## Start Listing
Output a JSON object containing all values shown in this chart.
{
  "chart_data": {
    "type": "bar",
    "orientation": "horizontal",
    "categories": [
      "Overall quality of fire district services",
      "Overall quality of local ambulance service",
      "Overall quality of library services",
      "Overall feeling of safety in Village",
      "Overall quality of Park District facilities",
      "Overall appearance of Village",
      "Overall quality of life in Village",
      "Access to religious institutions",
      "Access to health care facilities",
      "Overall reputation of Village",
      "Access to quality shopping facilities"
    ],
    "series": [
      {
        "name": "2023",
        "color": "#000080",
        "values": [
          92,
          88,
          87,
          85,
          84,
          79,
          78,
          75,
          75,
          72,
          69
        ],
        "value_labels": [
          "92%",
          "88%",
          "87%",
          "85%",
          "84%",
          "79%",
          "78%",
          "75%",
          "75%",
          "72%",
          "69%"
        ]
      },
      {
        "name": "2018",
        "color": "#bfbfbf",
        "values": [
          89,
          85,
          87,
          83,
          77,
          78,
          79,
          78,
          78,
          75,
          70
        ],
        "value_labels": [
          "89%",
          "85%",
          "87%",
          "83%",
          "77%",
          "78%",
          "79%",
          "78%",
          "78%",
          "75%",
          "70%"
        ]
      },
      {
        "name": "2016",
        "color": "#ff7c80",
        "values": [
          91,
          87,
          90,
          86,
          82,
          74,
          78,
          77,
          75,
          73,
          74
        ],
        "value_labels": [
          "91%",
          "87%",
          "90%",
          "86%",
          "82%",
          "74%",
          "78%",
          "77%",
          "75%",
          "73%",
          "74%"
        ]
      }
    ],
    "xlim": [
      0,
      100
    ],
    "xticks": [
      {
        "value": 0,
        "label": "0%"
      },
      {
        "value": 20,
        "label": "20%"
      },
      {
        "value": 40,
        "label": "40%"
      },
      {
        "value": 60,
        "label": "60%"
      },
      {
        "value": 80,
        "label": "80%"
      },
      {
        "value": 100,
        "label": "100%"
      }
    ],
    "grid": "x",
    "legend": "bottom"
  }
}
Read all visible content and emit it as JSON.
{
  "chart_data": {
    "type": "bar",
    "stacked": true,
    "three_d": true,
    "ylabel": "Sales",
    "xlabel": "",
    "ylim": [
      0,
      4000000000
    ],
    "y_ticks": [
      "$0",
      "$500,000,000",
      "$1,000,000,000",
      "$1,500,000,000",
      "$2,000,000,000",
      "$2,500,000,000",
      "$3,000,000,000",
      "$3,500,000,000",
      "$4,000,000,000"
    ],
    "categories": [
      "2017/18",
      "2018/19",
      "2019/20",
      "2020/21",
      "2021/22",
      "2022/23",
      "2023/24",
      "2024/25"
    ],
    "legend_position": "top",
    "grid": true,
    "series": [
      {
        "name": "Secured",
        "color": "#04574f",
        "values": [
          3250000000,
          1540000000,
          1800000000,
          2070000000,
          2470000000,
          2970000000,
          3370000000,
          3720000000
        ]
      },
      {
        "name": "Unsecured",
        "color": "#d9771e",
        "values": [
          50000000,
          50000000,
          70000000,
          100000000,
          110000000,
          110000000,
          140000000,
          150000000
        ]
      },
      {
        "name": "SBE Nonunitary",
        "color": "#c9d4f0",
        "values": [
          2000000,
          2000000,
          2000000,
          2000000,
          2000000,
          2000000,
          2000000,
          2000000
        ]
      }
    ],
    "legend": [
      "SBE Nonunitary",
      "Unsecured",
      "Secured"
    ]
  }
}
## End Listing
Reproduce all data above, unchanged.

#### Response for this exercise:
Output a JSON object containing all values shown in this chart.
{
  "chart_data": {
    "type": "bar",
    "orientation": "horizontal",
    "categories": [
      "Overall quality of fire district services",
      "Overall quality of local ambulance service",
      "Overall quality of library services",
      "Overall feeling of safety in Village",
      "Overall quality of Park District facilities",
      "Overall appearance of Village",
      "Overall quality of life in Village",
      "Access to religious institutions",
      "Access to health care facilities",
      "Overall reputation of Village",
      "Access to quality shopping facilities"
    ],
    "series": [
      {
        "name": "2023",
        "color": "#000080",
        "values": [
          92,
          88,
          87,
          85,
          84,
          79,
          78,
          75,
          75,
          72,
          69
        ],
        "value_labels": [
          "92%",
          "88%",
          "87%",
          "85%",
          "84%",
          "79%",
          "78%",
          "75%",
          "75%",
          "72%",
          "69%"
        ]
      },
      {
        "name": "2018",
        "color": "#bfbfbf",
        "values": [
          89,
          85,
          87,
          83,
          77,
          78,
          79,
          78,
          78,
          75,
          70
        ],
        "value_labels": [
          "89%",
          "85%",
          "87%",
          "83%",
          "77%",
          "78%",
          "79%",
          "78%",
          "78%",
          "75%",
          "70%"
        ]
      },
      {
        "name": "2016",
        "color": "#ff7c80",
        "values": [
          91,
          87,
          90,
          86,
          82,
          74,
          78,
          77,
          75,
          73,
          74
        ],
        "value_labels": [
          "91%",
          "87%",
          "90%",
          "86%",
          "82%",
          "74%",
          "78%",
          "77%",
          "75%",
          "73%",
          "74%"
        ]
      }
    ],
    "xlim": [
      0,
      100
    ],
    "xticks": [
      {
        "value": 0,
        "label": "0%"
      },
      {
        "value": 20,
        "label": "20%"
      },
      {
        "value": 40,
        "label": "40%"
      },
      {
        "value": 60,
        "label": "60%"
      },
      {
        "value": 80,
        "label": "80%"
      },
      {
        "value": 100,
        "label": "100%"
      }
    ],
    "grid": "x",
    "legend": "bottom"
  }
}
Read all visible content and emit it as JSON.
{
  "chart_data": {
    "type": "bar",
    "stacked": true,
    "three_d": true,
    "ylabel": "Sales",
    "xlabel": "",
    "ylim": [
      0,
      4000000000
    ],
    "y_ticks": [
      "$0",
      "$500,000,000",
      "$1,000,000,000",
      "$1,500,000,000",
      "$2,000,000,000",
      "$2,500,000,000",
      "$3,000,000,000",
      "$3,500,000,000",
      "$4,000,000,000"
    ],
    "categories": [
      "2017/18",
      "2018/19",
      "2019/20",
      "2020/21",
      "2021/22",
      "2022/23",
      "2023/24",
      "2024/25"
    ],
    "legend_position": "top",
    "grid": true,
    "series": [
      {
        "name": "Secured",
        "color": "#04574f",
        "values": [
          3250000000,
          1540000000,
          1800000000,
          2070000000,
          2470000000,
          2970000000,
          3370000000,
          3720000000
        ]
      },
      {
        "name": "Unsecured",
        "color": "#d9771e",
        "values": [
          50000000,
          50000000,
          70000000,
          100000000,
          110000000,
          110000000,
          140000000,
          150000000
        ]
      },
      {
        "name": "SBE Nonunitary",
        "color": "#c9d4f0",
        "values": [
          2000000,
          2000000,
          2000000,
          2000000,
          2000000,
          2000000,
          2000000,
          2000000
        ]
      }
    ],
    "legend": [
      "SBE Nonunitary",
      "Unsecured",
      "Secured"
    ]
  }
}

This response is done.